- **SOURCE PASSAGE**:
Fwd: IUC 37 - only a week away

From: N. Ganesan <naa.ganesan_at_gmail.com>
Date: Tue, 22 Oct 2013 07:30:14 -0700

IUC 37 is in progress. Many will be attending from these lists:

http://www.unicodeconference.**org/e/IUC37-2WEEK-10-09-13.htm<http://www.unicodeconference.org/e/IUC37-2WEEK-10-09-13.htm>

Happy IUC! Can the keynote address by Alolita Sharma be put on the web,
e.g., in youtube, so many Wiki enthusiasts in India watch her talk?

India is a country where many scripts, each script representing 50+
million speakers, are in use and have a WIki also. Typically, many Wiki
articles are only few lines tho'. There is very little content in Indian
scripts, at least as yet:
http://www.bbc.co.uk/news/world-asia-india-24279606

"Search for Google always been about all languages. Indian languages
present special challenges, because there is very little content in these
languages. So the biggest thing that can be done is the creation of more
content."

[Excerpts from a layout annotation set]
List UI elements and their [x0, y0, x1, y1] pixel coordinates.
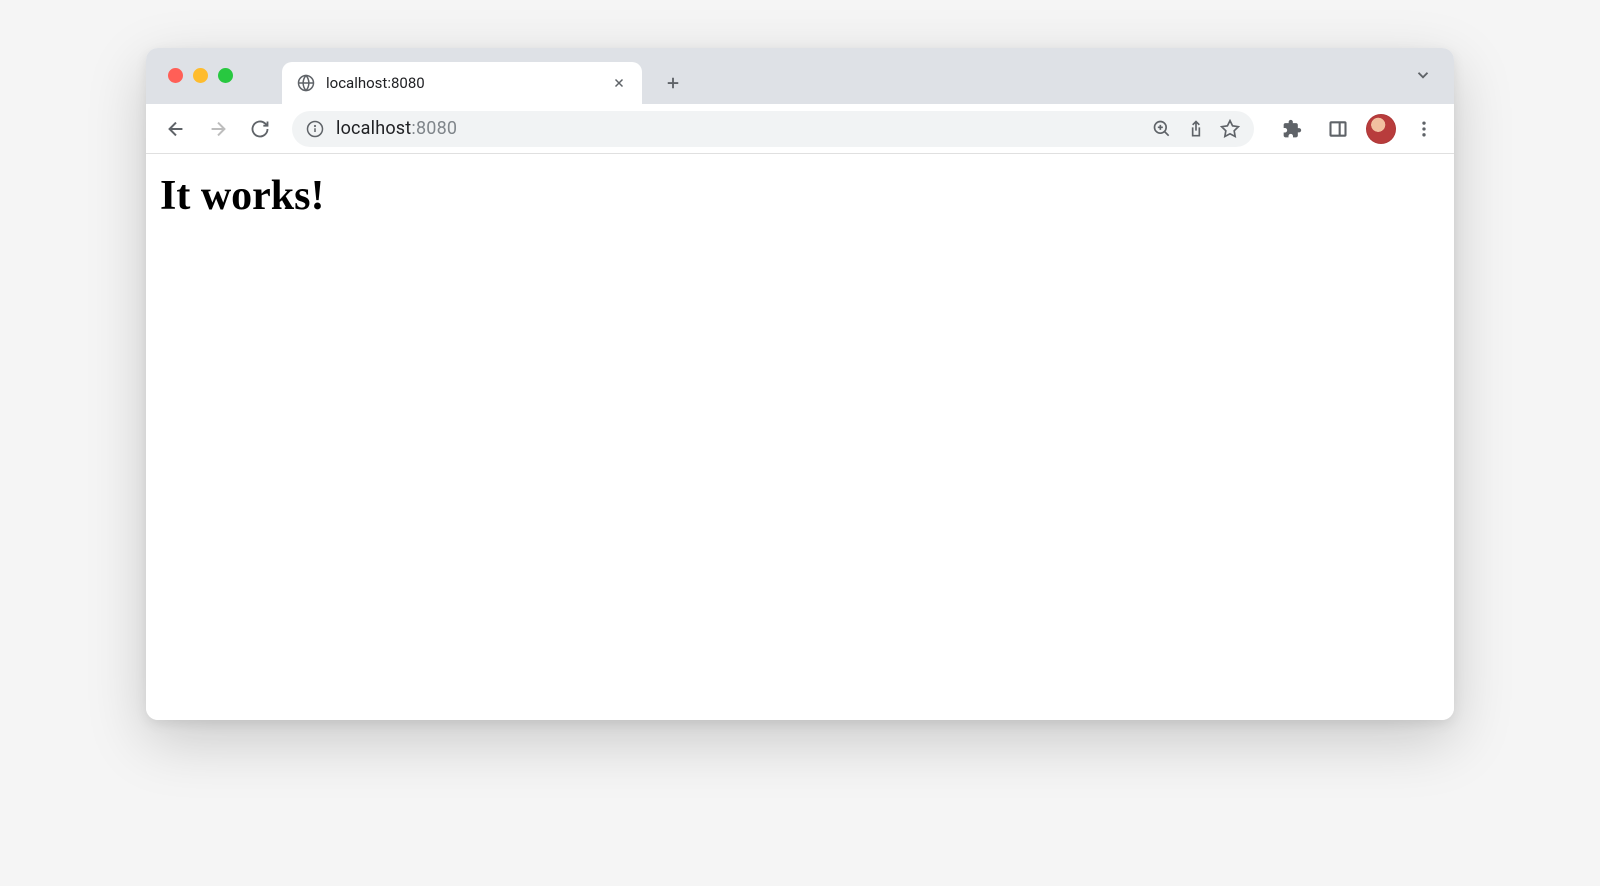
window-fullscreen-button[interactable]	[218, 68, 233, 83]
browser-tab[interactable]: localhost:8080	[282, 62, 642, 104]
close-tab-button[interactable]	[610, 74, 628, 92]
menu-button[interactable]	[1406, 111, 1442, 147]
toolbar: localhost:8080	[146, 104, 1454, 154]
site-info-icon[interactable]	[306, 120, 324, 138]
url-port: :8080	[411, 118, 457, 139]
toolbar-right	[1274, 111, 1442, 147]
share-icon[interactable]	[1186, 119, 1206, 139]
address-bar[interactable]: localhost:8080	[292, 111, 1254, 147]
side-panel-button[interactable]	[1320, 111, 1356, 147]
omnibox-actions	[1152, 119, 1240, 139]
extensions-button[interactable]	[1274, 111, 1310, 147]
window-close-button[interactable]	[168, 68, 183, 83]
forward-button[interactable]	[200, 111, 236, 147]
window-minimize-button[interactable]	[193, 68, 208, 83]
bookmark-icon[interactable]	[1220, 119, 1240, 139]
reload-button[interactable]	[242, 111, 278, 147]
page-heading: It works!	[160, 172, 1440, 220]
url-text: localhost:8080	[336, 118, 1140, 139]
profile-avatar[interactable]	[1366, 114, 1396, 144]
url-host: localhost	[336, 118, 411, 139]
browser-window: localhost:8080	[146, 48, 1454, 720]
tab-strip: localhost:8080	[146, 48, 1454, 104]
tab-search-button[interactable]	[1414, 66, 1432, 84]
back-button[interactable]	[158, 111, 194, 147]
zoom-icon[interactable]	[1152, 119, 1172, 139]
globe-icon	[296, 73, 316, 93]
window-controls	[168, 68, 233, 83]
new-tab-button[interactable]	[656, 66, 690, 100]
page-content: It works!	[146, 154, 1454, 720]
tab-title: localhost:8080	[326, 74, 610, 92]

- **REQUIREMENT 1**: In the IUC 37 email, whose keynote address does the sender ask to have put on the web?
- **REQUIREMENT 2**: Do these statements agree with the IUC 37 email? For each, answer yes or no and quote the deciding words. (a) The email is dated Tuesday, 22 October 2013. (b) The email says Indian scripts already have plenty of content. (c) The email says each of the many scripts in use in India represents more than 50 million speakers.
- **REQUIREMENT 3**: Can you repeat the part of the IUC 37 email between "IUC 37 is in" and "watch her talk?", inclusive?

- **FINISHED ANSWER 1**: Alolita Sharma's.

- **FINISHED ANSWER 2**:
(a) Yes: "Date: Tue, 22 Oct 2013 07:30:14 -0700"
(b) No: "There is very little content in Indian scripts, at least as yet"
(c) Yes: "many scripts, each script representing 50+ million speakers, are in use"

- **FINISHED ANSWER 3**:
IUC 37 is in progress. Many will be attending from these lists:

http://www.unicodeconference.**org/e/IUC37-2WEEK-10-09-13.htm<http://www.unicodeconference.org/e/IUC37-2WEEK-10-09-13.htm>

Happy IUC! Can the keynote address by Alolita Sharma be put on the web,
e.g., in youtube, so many Wiki enthusiasts in India watch her talk?